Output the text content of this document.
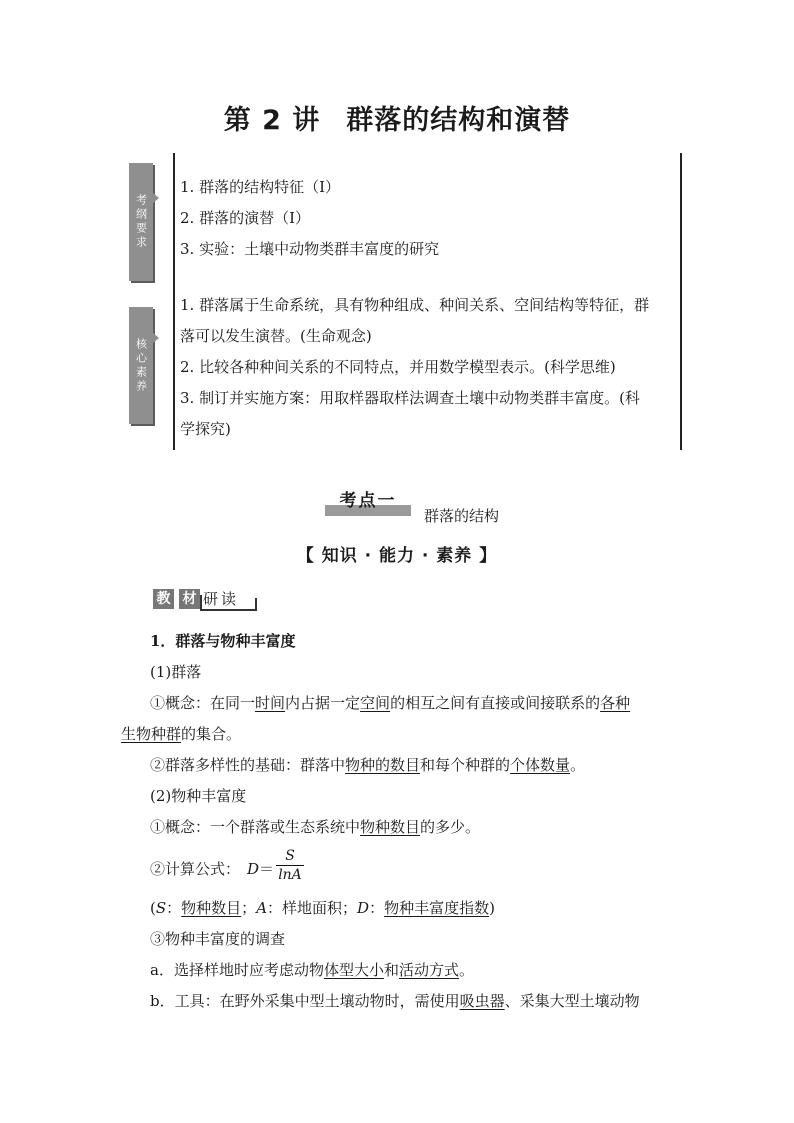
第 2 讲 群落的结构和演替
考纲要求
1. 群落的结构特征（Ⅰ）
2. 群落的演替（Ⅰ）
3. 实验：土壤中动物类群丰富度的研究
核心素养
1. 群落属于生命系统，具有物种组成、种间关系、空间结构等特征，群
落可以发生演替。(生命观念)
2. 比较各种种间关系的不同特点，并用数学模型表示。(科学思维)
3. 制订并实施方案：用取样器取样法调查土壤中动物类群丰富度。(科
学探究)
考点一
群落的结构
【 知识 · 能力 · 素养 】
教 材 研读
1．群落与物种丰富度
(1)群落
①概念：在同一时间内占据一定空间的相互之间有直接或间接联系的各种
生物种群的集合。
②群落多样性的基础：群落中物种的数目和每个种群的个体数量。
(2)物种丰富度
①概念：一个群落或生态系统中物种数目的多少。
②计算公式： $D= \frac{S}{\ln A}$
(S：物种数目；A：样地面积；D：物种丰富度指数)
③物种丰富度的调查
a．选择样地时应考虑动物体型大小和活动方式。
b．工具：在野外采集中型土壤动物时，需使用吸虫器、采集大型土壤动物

...

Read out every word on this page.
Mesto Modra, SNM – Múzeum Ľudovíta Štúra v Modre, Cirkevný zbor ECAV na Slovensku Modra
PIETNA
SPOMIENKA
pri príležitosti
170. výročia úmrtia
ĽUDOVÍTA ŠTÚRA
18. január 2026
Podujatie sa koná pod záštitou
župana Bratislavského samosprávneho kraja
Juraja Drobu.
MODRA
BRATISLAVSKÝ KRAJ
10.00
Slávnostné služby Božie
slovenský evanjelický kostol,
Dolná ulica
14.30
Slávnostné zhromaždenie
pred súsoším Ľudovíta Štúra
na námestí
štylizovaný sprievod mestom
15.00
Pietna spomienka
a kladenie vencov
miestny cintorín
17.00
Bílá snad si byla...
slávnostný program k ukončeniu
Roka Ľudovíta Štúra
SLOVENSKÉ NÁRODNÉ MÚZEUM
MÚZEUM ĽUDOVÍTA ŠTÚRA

* * *

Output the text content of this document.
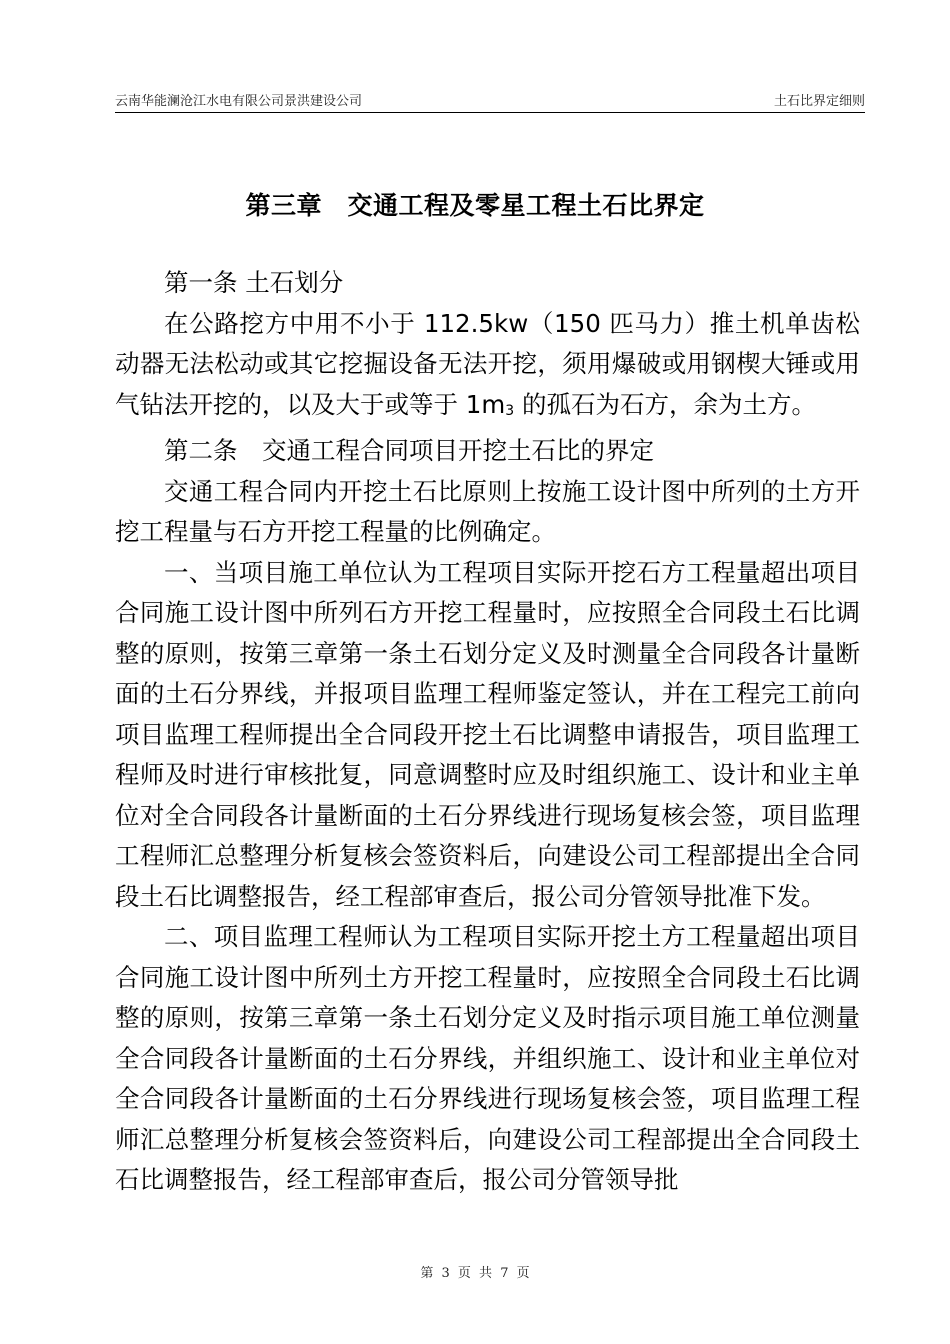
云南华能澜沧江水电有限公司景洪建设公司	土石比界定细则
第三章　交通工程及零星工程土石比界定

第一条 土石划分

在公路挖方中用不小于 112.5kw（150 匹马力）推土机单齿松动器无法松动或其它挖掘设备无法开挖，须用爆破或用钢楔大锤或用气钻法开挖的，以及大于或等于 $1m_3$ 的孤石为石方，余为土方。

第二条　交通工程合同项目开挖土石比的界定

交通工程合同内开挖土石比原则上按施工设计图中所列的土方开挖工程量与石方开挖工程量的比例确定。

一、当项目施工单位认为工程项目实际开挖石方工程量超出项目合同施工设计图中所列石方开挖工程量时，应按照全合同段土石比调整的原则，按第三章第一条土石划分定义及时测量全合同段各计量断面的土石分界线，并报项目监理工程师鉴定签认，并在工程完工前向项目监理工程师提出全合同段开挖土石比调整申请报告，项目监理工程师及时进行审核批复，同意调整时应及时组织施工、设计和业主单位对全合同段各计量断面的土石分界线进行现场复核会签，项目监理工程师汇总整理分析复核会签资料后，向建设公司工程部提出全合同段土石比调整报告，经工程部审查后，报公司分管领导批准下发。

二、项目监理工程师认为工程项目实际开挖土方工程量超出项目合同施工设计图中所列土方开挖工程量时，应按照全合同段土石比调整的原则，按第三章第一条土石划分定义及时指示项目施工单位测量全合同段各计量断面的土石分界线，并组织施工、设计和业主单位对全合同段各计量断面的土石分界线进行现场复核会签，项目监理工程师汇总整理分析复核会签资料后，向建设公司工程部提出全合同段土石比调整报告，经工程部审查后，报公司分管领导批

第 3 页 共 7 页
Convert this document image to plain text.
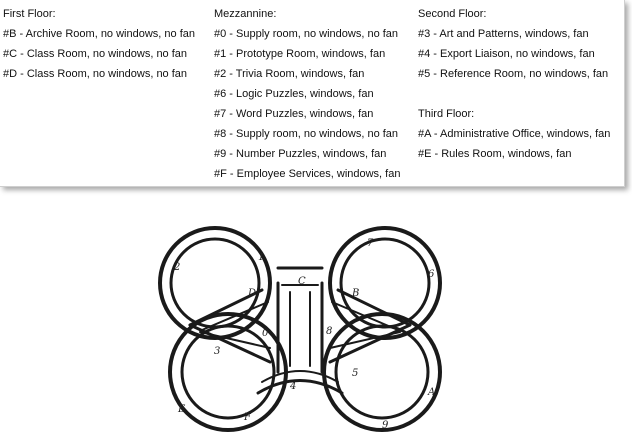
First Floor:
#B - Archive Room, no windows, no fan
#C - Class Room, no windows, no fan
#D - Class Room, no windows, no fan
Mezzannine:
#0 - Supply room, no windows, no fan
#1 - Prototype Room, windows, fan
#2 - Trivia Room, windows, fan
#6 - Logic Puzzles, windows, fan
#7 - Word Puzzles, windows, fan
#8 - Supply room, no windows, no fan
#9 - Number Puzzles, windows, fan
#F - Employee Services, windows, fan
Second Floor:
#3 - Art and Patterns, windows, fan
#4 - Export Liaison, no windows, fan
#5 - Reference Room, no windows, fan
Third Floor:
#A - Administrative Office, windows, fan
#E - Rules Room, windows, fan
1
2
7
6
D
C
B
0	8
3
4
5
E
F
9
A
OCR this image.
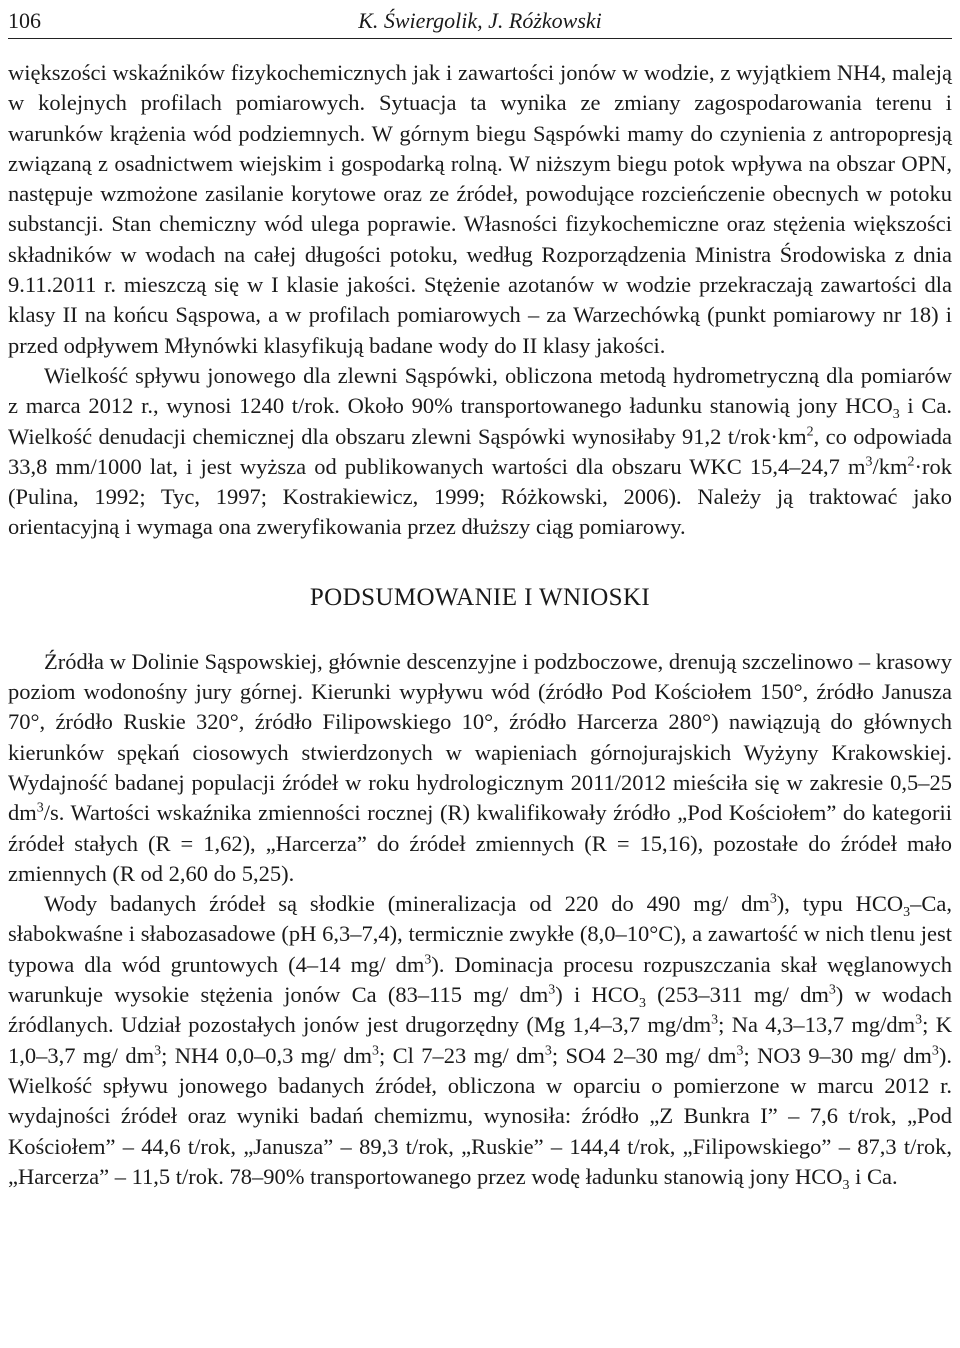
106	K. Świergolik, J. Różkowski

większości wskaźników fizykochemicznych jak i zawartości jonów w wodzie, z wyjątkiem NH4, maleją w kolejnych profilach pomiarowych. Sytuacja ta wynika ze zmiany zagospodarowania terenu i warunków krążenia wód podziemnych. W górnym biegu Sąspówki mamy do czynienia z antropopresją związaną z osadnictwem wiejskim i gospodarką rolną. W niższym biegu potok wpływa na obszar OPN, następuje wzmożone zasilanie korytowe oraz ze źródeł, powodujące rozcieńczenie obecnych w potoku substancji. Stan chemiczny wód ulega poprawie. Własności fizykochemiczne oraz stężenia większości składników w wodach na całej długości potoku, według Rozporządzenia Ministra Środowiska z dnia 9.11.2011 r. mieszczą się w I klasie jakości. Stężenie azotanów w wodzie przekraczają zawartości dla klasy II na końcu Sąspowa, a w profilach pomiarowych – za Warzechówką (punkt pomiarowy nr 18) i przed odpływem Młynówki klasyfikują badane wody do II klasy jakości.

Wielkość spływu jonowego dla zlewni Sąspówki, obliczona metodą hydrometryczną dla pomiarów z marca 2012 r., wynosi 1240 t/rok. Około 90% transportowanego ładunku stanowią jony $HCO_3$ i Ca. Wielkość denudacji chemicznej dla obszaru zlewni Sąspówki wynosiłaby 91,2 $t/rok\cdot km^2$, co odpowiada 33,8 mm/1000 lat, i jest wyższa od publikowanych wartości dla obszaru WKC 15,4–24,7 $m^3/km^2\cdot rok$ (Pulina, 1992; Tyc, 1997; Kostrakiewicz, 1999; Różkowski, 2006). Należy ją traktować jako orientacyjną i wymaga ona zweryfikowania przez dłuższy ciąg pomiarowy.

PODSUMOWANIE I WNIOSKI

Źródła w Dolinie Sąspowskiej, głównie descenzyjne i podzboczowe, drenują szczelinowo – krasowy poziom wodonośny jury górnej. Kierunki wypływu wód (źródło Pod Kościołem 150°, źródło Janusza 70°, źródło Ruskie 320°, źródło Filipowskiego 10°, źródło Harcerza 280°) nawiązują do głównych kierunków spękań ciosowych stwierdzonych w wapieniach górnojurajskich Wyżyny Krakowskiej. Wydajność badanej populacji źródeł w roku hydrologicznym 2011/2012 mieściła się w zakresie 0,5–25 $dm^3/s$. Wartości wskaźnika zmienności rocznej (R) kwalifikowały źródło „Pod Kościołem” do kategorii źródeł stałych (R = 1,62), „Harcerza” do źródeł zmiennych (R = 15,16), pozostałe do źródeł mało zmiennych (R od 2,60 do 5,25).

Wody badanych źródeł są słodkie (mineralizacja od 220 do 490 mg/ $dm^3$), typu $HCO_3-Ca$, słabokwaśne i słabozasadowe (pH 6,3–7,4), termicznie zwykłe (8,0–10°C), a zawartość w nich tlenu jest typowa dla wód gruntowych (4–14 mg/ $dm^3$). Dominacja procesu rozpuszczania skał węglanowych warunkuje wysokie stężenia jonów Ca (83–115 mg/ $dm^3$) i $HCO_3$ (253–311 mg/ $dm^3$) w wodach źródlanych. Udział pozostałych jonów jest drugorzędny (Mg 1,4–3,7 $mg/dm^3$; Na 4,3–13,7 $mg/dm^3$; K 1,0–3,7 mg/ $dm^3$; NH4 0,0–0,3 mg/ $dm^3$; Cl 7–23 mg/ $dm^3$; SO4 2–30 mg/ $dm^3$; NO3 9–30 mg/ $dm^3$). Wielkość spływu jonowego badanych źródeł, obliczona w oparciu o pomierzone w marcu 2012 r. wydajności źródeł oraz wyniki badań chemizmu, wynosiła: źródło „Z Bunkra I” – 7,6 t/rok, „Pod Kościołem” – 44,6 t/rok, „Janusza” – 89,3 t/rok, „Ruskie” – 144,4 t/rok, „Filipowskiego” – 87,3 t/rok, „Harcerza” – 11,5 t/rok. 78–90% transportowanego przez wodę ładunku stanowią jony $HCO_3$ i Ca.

Short task → Pick out each line in the material containing "经工程部审查后".

Task solution →
一、当项目施工单位认为工程项目实际开挖石方工程量超出项目合同施工设计图中所列石方开挖工程量时，应按照全合同段土石比调整的原则，按第三章第一条土石划分定义及时测量全合同段各计量断面的土石分界线，并报项目监理工程师鉴定签认，并在工程完工前向项目监理工程师提出全合同段开挖土石比调整申请报告，项目监理工程师及时进行审核批复，同意调整时应及时组织施工、设计和业主单位对全合同段各计量断面的土石分界线进行现场复核会签，项目监理工程师汇总整理分析复核会签资料后，向建设公司工程部提出全合同段土石比调整报告，经工程部审查后，报公司分管领导批准下发。
二、项目监理工程师认为工程项目实际开挖土方工程量超出项目合同施工设计图中所列土方开挖工程量时，应按照全合同段土石比调整的原则，按第三章第一条土石划分定义及时指示项目施工单位测量全合同段各计量断面的土石分界线，并组织施工、设计和业主单位对全合同段各计量断面的土石分界线进行现场复核会签，项目监理工程师汇总整理分析复核会签资料后，向建设公司工程部提出全合同段土石比调整报告，经工程部审查后，报公司分管领导批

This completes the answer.